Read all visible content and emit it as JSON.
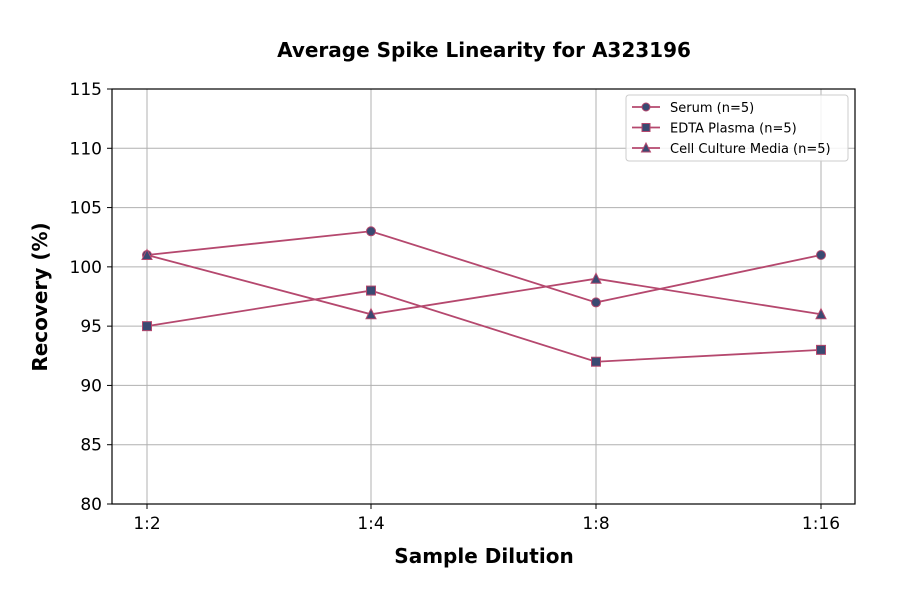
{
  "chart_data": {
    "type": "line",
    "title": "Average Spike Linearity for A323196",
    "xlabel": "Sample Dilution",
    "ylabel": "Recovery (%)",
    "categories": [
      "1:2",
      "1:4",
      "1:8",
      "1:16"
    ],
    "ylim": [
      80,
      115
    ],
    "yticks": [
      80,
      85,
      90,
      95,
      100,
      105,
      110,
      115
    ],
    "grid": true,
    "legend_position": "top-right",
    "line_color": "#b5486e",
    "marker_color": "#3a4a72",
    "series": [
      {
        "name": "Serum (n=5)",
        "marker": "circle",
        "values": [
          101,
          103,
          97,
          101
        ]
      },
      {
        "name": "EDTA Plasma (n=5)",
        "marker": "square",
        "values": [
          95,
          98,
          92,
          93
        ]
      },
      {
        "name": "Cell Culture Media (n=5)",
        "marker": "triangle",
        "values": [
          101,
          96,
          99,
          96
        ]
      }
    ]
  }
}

###

--- Set exercise ---
Leave images out of the retyped records; keep all else exact.

--- Correct response ---
Read all visible content and emit it as JSON.
{
  "chart_data": {
    "type": "line",
    "title": "Average Spike Linearity for A323196",
    "xlabel": "Sample Dilution",
    "ylabel": "Recovery (%)",
    "categories": [
      "1:2",
      "1:4",
      "1:8",
      "1:16"
    ],
    "ylim": [
      80,
      115
    ],
    "yticks": [
      80,
      85,
      90,
      95,
      100,
      105,
      110,
      115
    ],
    "grid": true,
    "legend_position": "top-right",
    "line_color": "#b5486e",
    "marker_color": "#3a4a72",
    "series": [
      {
        "name": "Serum (n=5)",
        "marker": "circle",
        "values": [
          101,
          103,
          97,
          101
        ]
      },
      {
        "name": "EDTA Plasma (n=5)",
        "marker": "square",
        "values": [
          95,
          98,
          92,
          93
        ]
      },
      {
        "name": "Cell Culture Media (n=5)",
        "marker": "triangle",
        "values": [
          101,
          96,
          99,
          96
        ]
      }
    ]
  }
}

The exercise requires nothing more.